● Instructions to follow
Output the material beneath this task exactly, images excluded.

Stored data

○ ○ ○

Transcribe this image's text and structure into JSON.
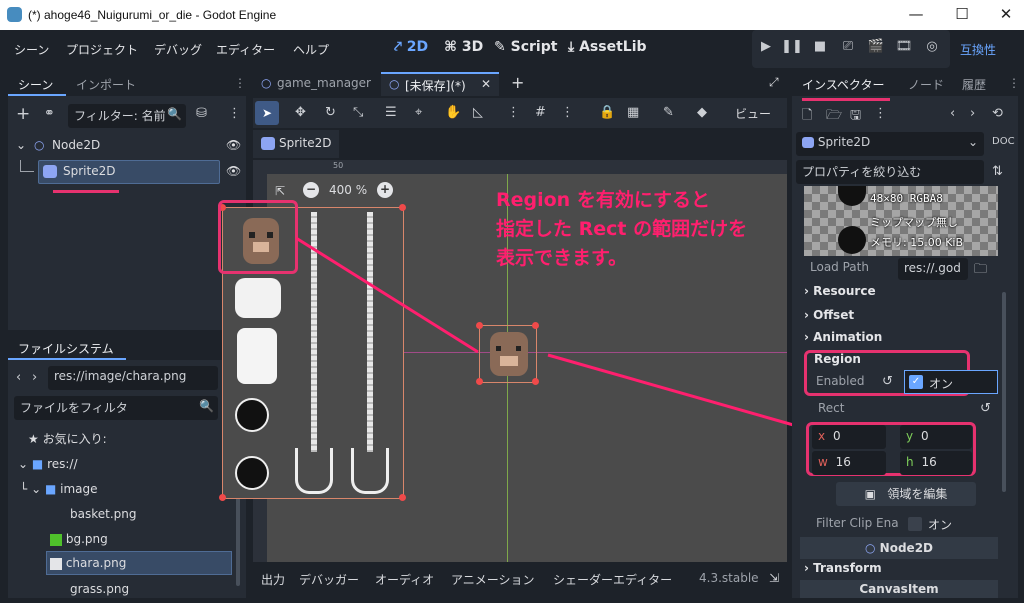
{
  "window": {
    "title": "(*) ahoge46_Nuigurumi_or_die - Godot Engine",
    "minimize": "—",
    "maximize": "☐",
    "close": "✕"
  },
  "menus": [
    "シーン",
    "プロジェクト",
    "デバッグ",
    "エディター",
    "ヘルプ"
  ],
  "modes": {
    "m2d": "2D",
    "m3d": "3D",
    "script": "Script",
    "assetlib": "AssetLib"
  },
  "renderer": "互換性",
  "scene_dock": {
    "tabs": [
      "シーン",
      "インポート"
    ],
    "filter_placeholder": "フィルター: 名前",
    "nodes": [
      {
        "name": "Node2D"
      },
      {
        "name": "Sprite2D"
      }
    ]
  },
  "filesystem": {
    "tab": "ファイルシステム",
    "path": "res://image/chara.png",
    "filter_placeholder": "ファイルをフィルタ",
    "favorites": "お気に入り:",
    "items": [
      {
        "label": "res://"
      },
      {
        "label": "image"
      },
      {
        "label": "basket.png"
      },
      {
        "label": "bg.png"
      },
      {
        "label": "chara.png"
      },
      {
        "label": "grass.png"
      }
    ]
  },
  "editor": {
    "tabs": [
      {
        "label": "game_manager"
      },
      {
        "label": "[未保存](*)"
      }
    ],
    "view_label": "ビュー",
    "selected_node_tab": "Sprite2D",
    "zoom": "400 %",
    "ruler_mark": "50"
  },
  "annotation": {
    "line1": "Region を有効にすると",
    "line2": "指定した Rect の範囲だけを",
    "line3": "表示できます。"
  },
  "bottom_tabs": [
    "出力",
    "デバッガー",
    "オーディオ",
    "アニメーション",
    "シェーダーエディター"
  ],
  "version": "4.3.stable",
  "inspector": {
    "tabs": [
      "インスペクター",
      "ノード",
      "履歴"
    ],
    "node": "Sprite2D",
    "filter_placeholder": "プロパティを絞り込む",
    "tex_info": {
      "fmt": "48×80 RGBA8",
      "mip": "ミップマップ無し",
      "mem": "メモリ: 15.00 KiB"
    },
    "load_path_label": "Load Path",
    "load_path_value": "res://.god",
    "sections": {
      "resource": "Resource",
      "offset": "Offset",
      "animation": "Animation",
      "region": "Region"
    },
    "region": {
      "enabled_label": "Enabled",
      "enabled_value": "オン",
      "rect_label": "Rect",
      "x_label": "x",
      "x": "0",
      "y_label": "y",
      "y": "0",
      "w_label": "w",
      "w": "16",
      "h_label": "h",
      "h": "16",
      "edit_button": "領域を編集",
      "filter_clip_label": "Filter Clip Ena",
      "filter_clip_value": "オン"
    },
    "node2d": "Node2D",
    "transform": "Transform",
    "canvas_item": "CanvasItem"
  }
}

○ ○ ○

● Answer for the task
Transcribe this image's text and structure into JSON.
{
  "window": {
    "title": "(*) ahoge46_Nuigurumi_or_die - Godot Engine",
    "minimize": "—",
    "maximize": "☐",
    "close": "✕"
  },
  "menus": [
    "シーン",
    "プロジェクト",
    "デバッグ",
    "エディター",
    "ヘルプ"
  ],
  "modes": {
    "m2d": "2D",
    "m3d": "3D",
    "script": "Script",
    "assetlib": "AssetLib"
  },
  "renderer": "互換性",
  "scene_dock": {
    "tabs": [
      "シーン",
      "インポート"
    ],
    "filter_placeholder": "フィルター: 名前",
    "nodes": [
      {
        "name": "Node2D"
      },
      {
        "name": "Sprite2D"
      }
    ]
  },
  "filesystem": {
    "tab": "ファイルシステム",
    "path": "res://image/chara.png",
    "filter_placeholder": "ファイルをフィルタ",
    "favorites": "お気に入り:",
    "items": [
      {
        "label": "res://"
      },
      {
        "label": "image"
      },
      {
        "label": "basket.png"
      },
      {
        "label": "bg.png"
      },
      {
        "label": "chara.png"
      },
      {
        "label": "grass.png"
      }
    ]
  },
  "editor": {
    "tabs": [
      {
        "label": "game_manager"
      },
      {
        "label": "[未保存](*)"
      }
    ],
    "view_label": "ビュー",
    "selected_node_tab": "Sprite2D",
    "zoom": "400 %",
    "ruler_mark": "50"
  },
  "annotation": {
    "line1": "Region を有効にすると",
    "line2": "指定した Rect の範囲だけを",
    "line3": "表示できます。"
  },
  "bottom_tabs": [
    "出力",
    "デバッガー",
    "オーディオ",
    "アニメーション",
    "シェーダーエディター"
  ],
  "version": "4.3.stable",
  "inspector": {
    "tabs": [
      "インスペクター",
      "ノード",
      "履歴"
    ],
    "node": "Sprite2D",
    "filter_placeholder": "プロパティを絞り込む",
    "tex_info": {
      "fmt": "48×80 RGBA8",
      "mip": "ミップマップ無し",
      "mem": "メモリ: 15.00 KiB"
    },
    "load_path_label": "Load Path",
    "load_path_value": "res://.god",
    "sections": {
      "resource": "Resource",
      "offset": "Offset",
      "animation": "Animation",
      "region": "Region"
    },
    "region": {
      "enabled_label": "Enabled",
      "enabled_value": "オン",
      "rect_label": "Rect",
      "x_label": "x",
      "x": "0",
      "y_label": "y",
      "y": "0",
      "w_label": "w",
      "w": "16",
      "h_label": "h",
      "h": "16",
      "edit_button": "領域を編集",
      "filter_clip_label": "Filter Clip Ena",
      "filter_clip_value": "オン"
    },
    "node2d": "Node2D",
    "transform": "Transform",
    "canvas_item": "CanvasItem"
  }
}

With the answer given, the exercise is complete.